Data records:
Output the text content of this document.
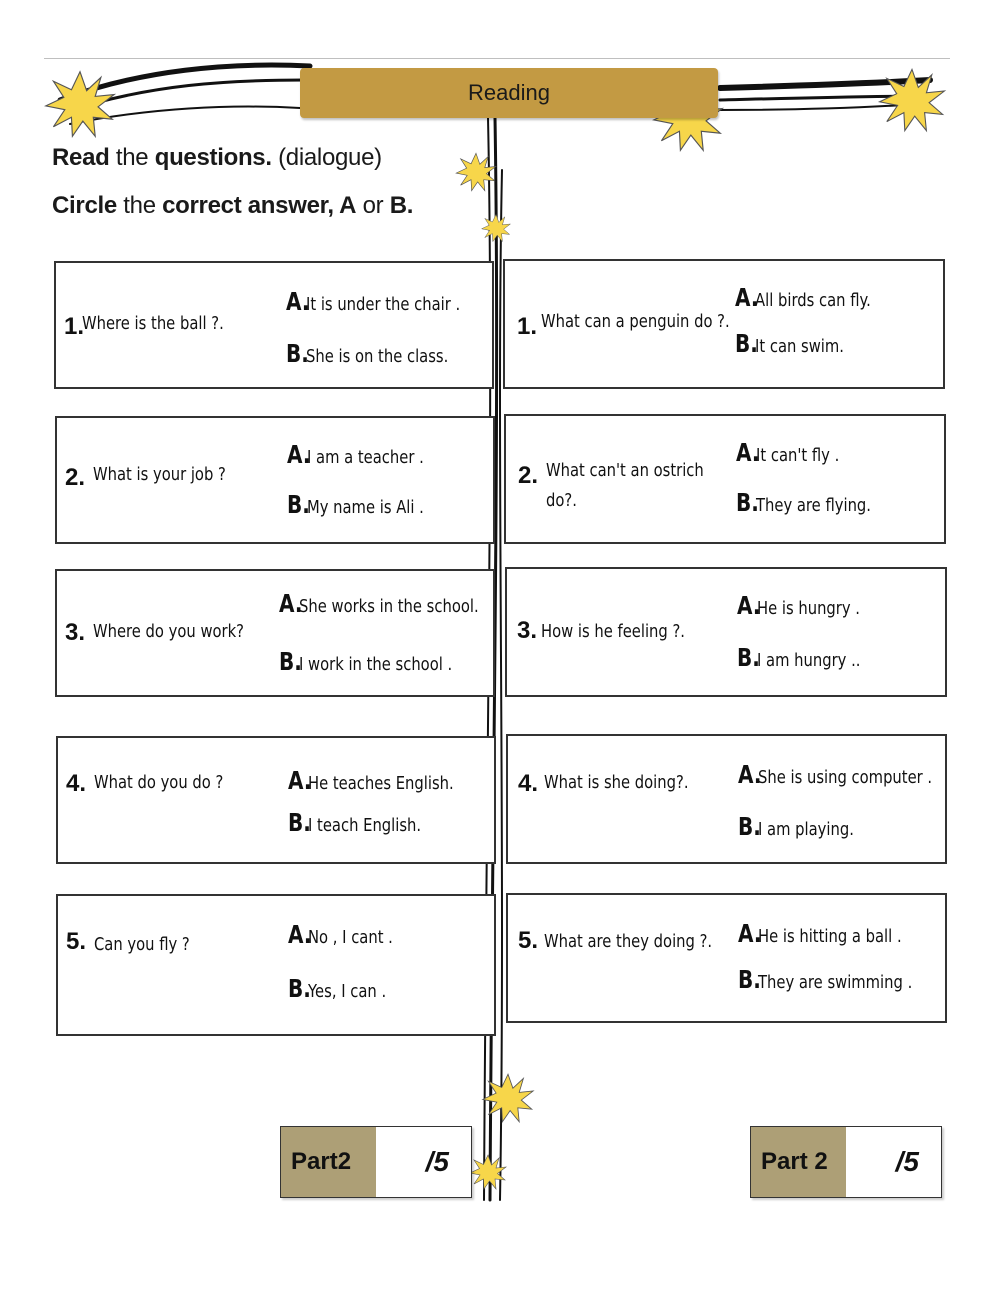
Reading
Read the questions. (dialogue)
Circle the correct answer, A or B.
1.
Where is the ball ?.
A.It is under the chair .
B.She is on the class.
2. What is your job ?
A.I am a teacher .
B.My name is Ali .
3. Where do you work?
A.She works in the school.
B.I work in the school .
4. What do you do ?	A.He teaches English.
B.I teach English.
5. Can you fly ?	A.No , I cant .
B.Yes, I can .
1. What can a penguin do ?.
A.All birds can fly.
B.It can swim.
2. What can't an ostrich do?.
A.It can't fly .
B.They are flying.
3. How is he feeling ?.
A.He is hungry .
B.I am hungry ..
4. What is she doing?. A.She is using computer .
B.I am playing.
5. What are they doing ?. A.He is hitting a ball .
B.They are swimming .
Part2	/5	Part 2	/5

**Description of the task**
Say how many lines in the records above hold "ball", and give no other text.

**Task output**
2